__Brief__
Could you set down the data below word for word, starting at its first line and ending at the line that contains "batch-size-input[interactable] [1036, 638, 1121, 677]", with both of those lines included?

○ ○ ○ ○ ○

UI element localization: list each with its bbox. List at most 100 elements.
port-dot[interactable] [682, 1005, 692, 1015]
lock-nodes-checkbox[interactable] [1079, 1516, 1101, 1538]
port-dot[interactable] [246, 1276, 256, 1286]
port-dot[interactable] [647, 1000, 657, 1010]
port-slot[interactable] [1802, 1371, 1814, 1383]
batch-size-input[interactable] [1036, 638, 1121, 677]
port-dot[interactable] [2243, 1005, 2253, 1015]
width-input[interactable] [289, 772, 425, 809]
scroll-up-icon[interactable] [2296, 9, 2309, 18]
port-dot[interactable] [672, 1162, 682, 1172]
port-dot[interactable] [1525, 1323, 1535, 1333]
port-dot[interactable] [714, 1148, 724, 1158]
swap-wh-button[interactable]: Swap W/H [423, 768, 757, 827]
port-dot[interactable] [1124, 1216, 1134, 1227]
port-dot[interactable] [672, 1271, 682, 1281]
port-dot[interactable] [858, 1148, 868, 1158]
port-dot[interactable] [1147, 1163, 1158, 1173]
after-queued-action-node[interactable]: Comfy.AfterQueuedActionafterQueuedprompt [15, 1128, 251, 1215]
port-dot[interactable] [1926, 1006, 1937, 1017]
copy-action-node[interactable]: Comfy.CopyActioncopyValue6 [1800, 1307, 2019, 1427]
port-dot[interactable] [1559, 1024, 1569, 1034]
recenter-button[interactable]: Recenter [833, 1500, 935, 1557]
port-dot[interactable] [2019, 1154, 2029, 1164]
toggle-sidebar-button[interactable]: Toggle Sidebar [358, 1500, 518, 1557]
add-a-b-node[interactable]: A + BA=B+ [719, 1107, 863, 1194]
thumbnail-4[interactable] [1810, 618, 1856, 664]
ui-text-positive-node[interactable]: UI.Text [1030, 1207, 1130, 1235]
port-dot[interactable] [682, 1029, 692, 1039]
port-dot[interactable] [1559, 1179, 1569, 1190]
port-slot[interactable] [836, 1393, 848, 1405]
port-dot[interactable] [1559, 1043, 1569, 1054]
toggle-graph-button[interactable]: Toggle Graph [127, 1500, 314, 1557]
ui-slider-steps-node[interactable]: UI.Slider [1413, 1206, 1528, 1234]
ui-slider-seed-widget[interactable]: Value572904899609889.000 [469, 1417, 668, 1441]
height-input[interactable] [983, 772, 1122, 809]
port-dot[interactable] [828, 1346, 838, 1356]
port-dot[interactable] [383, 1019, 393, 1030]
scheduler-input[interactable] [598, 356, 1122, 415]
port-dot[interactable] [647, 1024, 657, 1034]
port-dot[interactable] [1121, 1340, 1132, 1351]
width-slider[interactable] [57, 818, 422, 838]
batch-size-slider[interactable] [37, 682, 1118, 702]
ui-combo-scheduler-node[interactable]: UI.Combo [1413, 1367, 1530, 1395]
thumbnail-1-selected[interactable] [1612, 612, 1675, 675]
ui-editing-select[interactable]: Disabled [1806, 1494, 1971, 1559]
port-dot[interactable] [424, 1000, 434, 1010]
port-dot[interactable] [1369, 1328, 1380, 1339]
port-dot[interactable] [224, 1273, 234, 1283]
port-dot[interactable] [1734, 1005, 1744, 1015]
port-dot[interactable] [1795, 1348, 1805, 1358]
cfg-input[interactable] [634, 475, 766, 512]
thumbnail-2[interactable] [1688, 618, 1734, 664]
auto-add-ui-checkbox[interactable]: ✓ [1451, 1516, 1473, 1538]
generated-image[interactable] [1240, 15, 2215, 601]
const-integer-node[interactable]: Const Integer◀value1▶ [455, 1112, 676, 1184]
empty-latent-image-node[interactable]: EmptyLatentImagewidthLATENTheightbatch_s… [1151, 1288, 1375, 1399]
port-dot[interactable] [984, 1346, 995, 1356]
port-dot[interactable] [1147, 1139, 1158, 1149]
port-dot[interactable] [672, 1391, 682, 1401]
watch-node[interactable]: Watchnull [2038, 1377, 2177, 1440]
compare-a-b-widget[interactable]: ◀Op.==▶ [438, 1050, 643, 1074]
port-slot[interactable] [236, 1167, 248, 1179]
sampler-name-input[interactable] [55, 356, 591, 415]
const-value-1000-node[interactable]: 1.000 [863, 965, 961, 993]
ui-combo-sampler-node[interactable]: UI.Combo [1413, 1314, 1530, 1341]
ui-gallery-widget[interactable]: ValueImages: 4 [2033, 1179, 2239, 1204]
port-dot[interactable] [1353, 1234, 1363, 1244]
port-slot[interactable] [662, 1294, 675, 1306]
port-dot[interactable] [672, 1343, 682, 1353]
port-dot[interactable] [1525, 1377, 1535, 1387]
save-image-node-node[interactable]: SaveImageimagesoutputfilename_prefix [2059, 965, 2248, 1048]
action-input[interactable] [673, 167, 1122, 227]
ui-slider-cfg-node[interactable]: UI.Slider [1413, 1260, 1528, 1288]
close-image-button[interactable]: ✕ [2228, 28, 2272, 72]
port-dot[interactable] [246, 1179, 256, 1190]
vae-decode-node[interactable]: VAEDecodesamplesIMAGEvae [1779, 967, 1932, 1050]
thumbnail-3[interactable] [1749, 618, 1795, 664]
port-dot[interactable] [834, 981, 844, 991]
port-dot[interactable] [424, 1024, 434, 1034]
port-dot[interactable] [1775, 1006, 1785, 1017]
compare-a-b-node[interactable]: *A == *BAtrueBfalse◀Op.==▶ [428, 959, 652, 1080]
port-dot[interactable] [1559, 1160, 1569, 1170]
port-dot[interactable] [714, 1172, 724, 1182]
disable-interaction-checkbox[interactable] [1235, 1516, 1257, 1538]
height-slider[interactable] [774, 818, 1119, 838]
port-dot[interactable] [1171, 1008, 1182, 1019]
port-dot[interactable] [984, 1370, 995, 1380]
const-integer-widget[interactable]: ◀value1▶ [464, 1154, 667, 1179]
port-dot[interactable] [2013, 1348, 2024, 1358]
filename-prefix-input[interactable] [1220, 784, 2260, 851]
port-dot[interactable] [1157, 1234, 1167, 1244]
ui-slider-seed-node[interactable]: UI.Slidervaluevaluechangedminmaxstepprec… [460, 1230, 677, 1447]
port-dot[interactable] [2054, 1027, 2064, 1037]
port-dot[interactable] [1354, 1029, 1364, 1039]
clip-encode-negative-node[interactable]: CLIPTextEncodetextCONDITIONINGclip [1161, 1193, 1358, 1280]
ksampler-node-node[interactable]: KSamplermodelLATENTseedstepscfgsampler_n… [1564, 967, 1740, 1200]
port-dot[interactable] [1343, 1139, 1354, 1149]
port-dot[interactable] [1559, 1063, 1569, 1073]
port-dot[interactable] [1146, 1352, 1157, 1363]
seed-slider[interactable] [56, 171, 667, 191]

○ ○ ○ ○ ○

__Full answer__
UI element localization: list each with its bbox. List at most 100 elements.
port-dot[interactable] [682, 1005, 692, 1015]
lock-nodes-checkbox[interactable] [1079, 1516, 1101, 1538]
port-dot[interactable] [246, 1276, 256, 1286]
port-dot[interactable] [647, 1000, 657, 1010]
port-slot[interactable] [1802, 1371, 1814, 1383]
batch-size-input[interactable] [1036, 638, 1121, 677]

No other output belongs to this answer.